Review the material and extract every line in which the word "varmaan" occurs.
------------------------------------
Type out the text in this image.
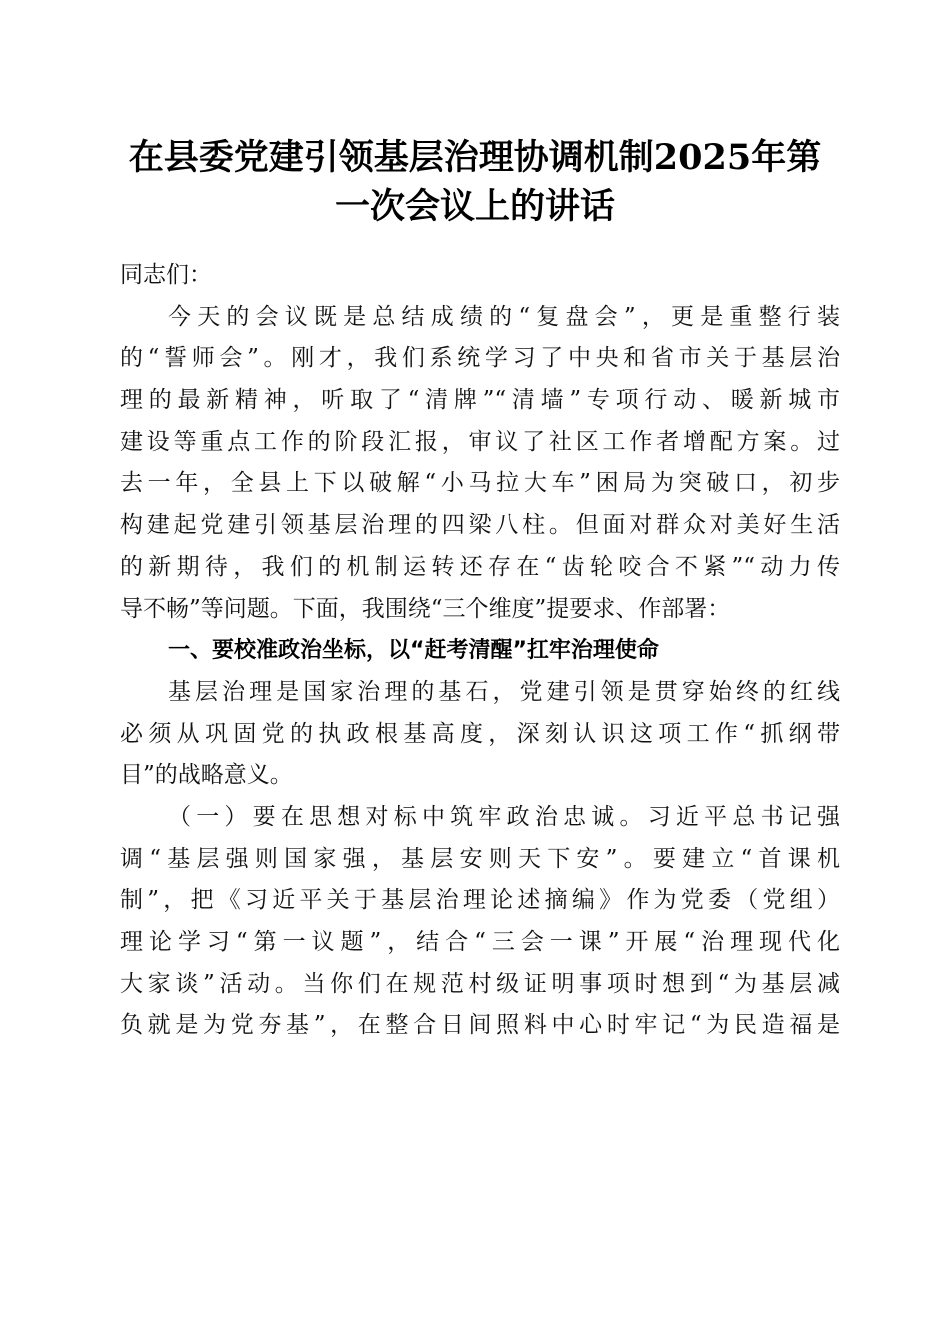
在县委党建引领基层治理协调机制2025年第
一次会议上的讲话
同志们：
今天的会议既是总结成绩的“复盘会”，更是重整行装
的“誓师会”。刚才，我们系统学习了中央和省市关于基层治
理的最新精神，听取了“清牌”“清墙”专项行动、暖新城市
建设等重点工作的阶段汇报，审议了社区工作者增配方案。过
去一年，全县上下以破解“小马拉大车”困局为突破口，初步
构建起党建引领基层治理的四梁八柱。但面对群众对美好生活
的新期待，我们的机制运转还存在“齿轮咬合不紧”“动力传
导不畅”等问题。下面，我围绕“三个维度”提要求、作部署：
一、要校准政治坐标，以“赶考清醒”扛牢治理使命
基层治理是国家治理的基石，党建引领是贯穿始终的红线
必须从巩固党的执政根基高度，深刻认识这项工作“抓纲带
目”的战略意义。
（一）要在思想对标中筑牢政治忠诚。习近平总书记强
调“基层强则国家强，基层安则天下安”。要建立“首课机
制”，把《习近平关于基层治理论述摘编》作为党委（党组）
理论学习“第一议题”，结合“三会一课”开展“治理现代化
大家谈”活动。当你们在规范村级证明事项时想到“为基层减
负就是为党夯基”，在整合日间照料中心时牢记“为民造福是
------------------------------------
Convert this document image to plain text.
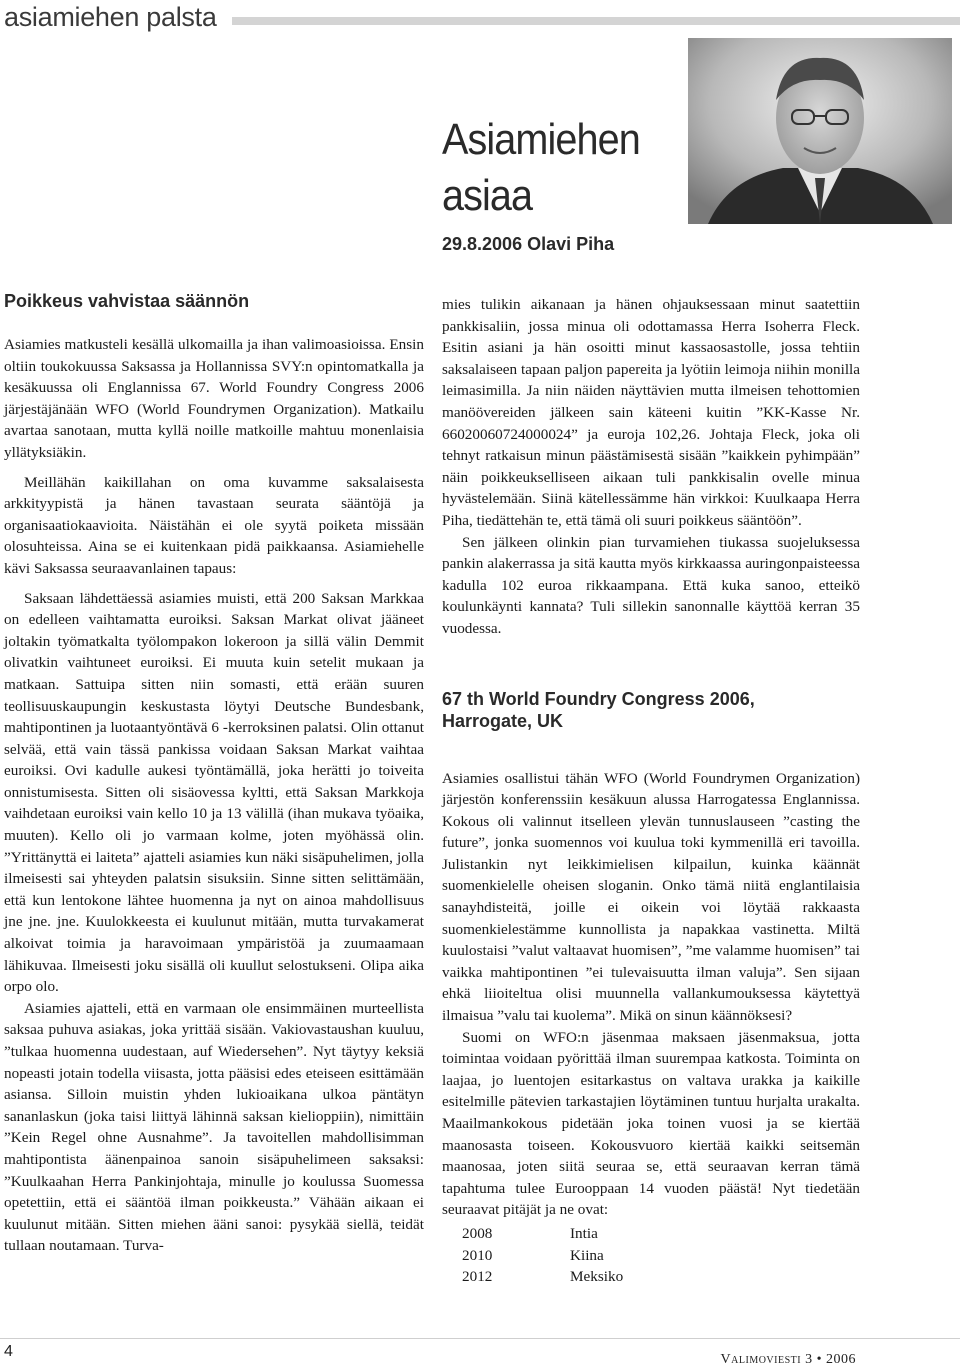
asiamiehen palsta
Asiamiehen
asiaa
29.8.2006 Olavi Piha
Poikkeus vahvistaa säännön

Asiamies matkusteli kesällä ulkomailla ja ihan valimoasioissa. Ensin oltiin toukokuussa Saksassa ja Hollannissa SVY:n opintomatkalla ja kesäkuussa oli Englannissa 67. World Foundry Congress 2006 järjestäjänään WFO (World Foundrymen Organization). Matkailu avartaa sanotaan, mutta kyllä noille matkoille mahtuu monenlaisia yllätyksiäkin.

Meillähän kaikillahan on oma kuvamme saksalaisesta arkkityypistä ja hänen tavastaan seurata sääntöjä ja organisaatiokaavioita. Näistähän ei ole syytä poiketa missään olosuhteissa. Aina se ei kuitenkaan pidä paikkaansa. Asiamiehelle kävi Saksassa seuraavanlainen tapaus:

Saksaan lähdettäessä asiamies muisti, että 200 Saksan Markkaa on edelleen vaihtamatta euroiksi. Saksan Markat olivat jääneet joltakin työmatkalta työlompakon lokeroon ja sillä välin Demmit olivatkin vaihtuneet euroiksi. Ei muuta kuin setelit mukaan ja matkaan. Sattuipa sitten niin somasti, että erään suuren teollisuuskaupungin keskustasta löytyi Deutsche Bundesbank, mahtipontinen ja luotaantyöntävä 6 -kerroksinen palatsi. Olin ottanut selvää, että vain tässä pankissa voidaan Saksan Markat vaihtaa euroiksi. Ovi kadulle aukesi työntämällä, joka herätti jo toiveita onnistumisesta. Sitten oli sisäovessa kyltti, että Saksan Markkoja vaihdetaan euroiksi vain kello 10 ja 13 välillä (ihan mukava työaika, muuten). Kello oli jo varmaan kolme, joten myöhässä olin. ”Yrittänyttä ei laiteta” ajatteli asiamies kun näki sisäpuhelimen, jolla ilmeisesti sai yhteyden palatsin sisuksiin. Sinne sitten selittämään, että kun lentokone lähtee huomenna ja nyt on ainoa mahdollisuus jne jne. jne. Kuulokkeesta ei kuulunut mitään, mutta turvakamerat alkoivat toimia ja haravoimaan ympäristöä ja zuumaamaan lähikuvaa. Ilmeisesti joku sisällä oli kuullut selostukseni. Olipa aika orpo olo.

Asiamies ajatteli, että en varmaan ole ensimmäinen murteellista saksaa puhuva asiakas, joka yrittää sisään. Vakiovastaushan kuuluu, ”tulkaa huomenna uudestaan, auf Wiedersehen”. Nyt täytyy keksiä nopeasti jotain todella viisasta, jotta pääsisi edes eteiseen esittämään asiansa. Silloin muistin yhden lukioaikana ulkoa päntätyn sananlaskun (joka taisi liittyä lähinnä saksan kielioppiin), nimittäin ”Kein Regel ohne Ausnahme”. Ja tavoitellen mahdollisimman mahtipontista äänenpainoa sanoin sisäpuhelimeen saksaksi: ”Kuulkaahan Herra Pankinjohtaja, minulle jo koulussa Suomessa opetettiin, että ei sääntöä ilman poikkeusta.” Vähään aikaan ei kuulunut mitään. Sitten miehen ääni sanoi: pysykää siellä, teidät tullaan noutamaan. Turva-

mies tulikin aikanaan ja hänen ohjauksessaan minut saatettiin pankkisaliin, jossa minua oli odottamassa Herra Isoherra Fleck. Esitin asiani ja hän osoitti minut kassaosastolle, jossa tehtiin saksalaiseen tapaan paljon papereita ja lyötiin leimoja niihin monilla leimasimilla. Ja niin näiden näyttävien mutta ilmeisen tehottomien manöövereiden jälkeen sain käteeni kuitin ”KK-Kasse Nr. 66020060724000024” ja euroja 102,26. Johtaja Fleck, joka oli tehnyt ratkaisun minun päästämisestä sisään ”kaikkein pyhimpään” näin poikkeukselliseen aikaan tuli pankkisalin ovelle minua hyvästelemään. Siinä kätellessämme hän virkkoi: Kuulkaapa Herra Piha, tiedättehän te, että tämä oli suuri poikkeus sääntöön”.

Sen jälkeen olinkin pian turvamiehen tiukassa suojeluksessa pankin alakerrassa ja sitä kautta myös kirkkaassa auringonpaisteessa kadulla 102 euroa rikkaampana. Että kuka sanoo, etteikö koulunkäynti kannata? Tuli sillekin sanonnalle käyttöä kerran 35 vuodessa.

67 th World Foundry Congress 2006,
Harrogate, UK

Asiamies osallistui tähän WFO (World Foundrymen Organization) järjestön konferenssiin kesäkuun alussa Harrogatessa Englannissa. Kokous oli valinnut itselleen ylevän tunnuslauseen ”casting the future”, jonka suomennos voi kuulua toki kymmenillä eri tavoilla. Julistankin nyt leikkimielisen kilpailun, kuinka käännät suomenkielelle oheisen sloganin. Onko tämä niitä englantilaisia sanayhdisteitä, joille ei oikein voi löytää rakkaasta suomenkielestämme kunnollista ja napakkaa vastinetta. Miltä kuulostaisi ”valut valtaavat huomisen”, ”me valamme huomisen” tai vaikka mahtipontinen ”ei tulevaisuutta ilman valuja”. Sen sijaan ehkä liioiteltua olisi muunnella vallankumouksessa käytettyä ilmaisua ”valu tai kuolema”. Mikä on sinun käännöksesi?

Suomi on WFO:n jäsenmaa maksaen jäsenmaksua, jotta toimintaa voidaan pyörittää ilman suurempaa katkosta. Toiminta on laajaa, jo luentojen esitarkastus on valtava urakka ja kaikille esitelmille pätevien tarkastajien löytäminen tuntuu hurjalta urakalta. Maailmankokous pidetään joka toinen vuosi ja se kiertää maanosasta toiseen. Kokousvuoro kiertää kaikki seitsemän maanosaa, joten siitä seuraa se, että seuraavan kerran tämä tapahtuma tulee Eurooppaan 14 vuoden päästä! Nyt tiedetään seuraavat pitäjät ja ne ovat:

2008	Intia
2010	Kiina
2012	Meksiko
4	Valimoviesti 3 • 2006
------------------------------------
#### [SOLUTION TO THIS EXERCISE]
Saksaan lähdettäessä asiamies muisti, että 200 Saksan Markkaa on edelleen vaihtamatta euroiksi. Saksan Markat olivat jääneet joltakin työmatkalta työlompakon lokeroon ja sillä välin Demmit olivatkin vaihtuneet euroiksi. Ei muuta kuin setelit mukaan ja matkaan. Sattuipa sitten niin somasti, että erään suuren teollisuuskaupungin keskustasta löytyi Deutsche Bundesbank, mahtipontinen ja luotaantyöntävä 6 -kerroksinen palatsi. Olin ottanut selvää, että vain tässä pankissa voidaan Saksan Markat vaihtaa euroiksi. Ovi kadulle aukesi työntämällä, joka herätti jo toiveita onnistumisesta. Sitten oli sisäovessa kyltti, että Saksan Markkoja vaihdetaan euroiksi vain kello 10 ja 13 välillä (ihan mukava työaika, muuten). Kello oli jo varmaan kolme, joten myöhässä olin. ”Yrittänyttä ei laiteta” ajatteli asiamies kun näki sisäpuhelimen, jolla ilmeisesti sai yhteyden palatsin sisuksiin. Sinne sitten selittämään, että kun lentokone lähtee huomenna ja nyt on ainoa mahdollisuus jne jne. jne. Kuulokkeesta ei kuulunut mitään, mutta turvakamerat alkoivat toimia ja haravoimaan ympäristöä ja zuumaamaan lähikuvaa. Ilmeisesti joku sisällä oli kuullut selostukseni. Olipa aika orpo olo.
Asiamies ajatteli, että en varmaan ole ensimmäinen murteellista saksaa puhuva asiakas, joka yrittää sisään. Vakiovastaushan kuuluu, ”tulkaa huomenna uudestaan, auf Wiedersehen”. Nyt täytyy keksiä nopeasti jotain todella viisasta, jotta pääsisi edes eteiseen esittämään asiansa. Silloin muistin yhden lukioaikana ulkoa päntätyn sananlaskun (joka taisi liittyä lähinnä saksan kielioppiin), nimittäin ”Kein Regel ohne Ausnahme”. Ja tavoitellen mahdollisimman mahtipontista äänenpainoa sanoin sisäpuhelimeen saksaksi: ”Kuulkaahan Herra Pankinjohtaja, minulle jo koulussa Suomessa opetettiin, että ei sääntöä ilman poikkeusta.” Vähään aikaan ei kuulunut mitään. Sitten miehen ääni sanoi: pysykää siellä, teidät tullaan noutamaan. Turva-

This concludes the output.